→ **CHALLENGE**: Repeat every record below exactly as it appears.

→ **RECORD EXCERPTS**:
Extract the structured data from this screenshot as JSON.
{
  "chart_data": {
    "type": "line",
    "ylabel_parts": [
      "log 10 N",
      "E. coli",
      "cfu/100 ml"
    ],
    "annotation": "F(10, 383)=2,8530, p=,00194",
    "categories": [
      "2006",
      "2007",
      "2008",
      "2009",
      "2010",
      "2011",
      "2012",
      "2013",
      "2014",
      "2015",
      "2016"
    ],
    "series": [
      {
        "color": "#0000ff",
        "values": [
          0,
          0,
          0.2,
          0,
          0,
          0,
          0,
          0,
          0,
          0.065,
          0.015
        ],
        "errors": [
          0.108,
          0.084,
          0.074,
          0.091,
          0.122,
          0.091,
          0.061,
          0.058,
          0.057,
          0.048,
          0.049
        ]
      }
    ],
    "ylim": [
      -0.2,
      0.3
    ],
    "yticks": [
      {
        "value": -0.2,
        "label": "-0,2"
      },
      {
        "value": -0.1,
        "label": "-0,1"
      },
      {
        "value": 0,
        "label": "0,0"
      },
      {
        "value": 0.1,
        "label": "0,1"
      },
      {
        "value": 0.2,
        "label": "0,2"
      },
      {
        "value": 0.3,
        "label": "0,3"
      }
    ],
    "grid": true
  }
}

→ **REPLY TO THE TASK**:
Extract the structured data from this screenshot as JSON.
{
  "chart_data": {
    "type": "line",
    "ylabel_parts": [
      "log 10 N",
      "E. coli",
      "cfu/100 ml"
    ],
    "annotation": "F(10, 383)=2,8530, p=,00194",
    "categories": [
      "2006",
      "2007",
      "2008",
      "2009",
      "2010",
      "2011",
      "2012",
      "2013",
      "2014",
      "2015",
      "2016"
    ],
    "series": [
      {
        "color": "#0000ff",
        "values": [
          0,
          0,
          0.2,
          0,
          0,
          0,
          0,
          0,
          0,
          0.065,
          0.015
        ],
        "errors": [
          0.108,
          0.084,
          0.074,
          0.091,
          0.122,
          0.091,
          0.061,
          0.058,
          0.057,
          0.048,
          0.049
        ]
      }
    ],
    "ylim": [
      -0.2,
      0.3
    ],
    "yticks": [
      {
        "value": -0.2,
        "label": "-0,2"
      },
      {
        "value": -0.1,
        "label": "-0,1"
      },
      {
        "value": 0,
        "label": "0,0"
      },
      {
        "value": 0.1,
        "label": "0,1"
      },
      {
        "value": 0.2,
        "label": "0,2"
      },
      {
        "value": 0.3,
        "label": "0,3"
      }
    ],
    "grid": true
  }
}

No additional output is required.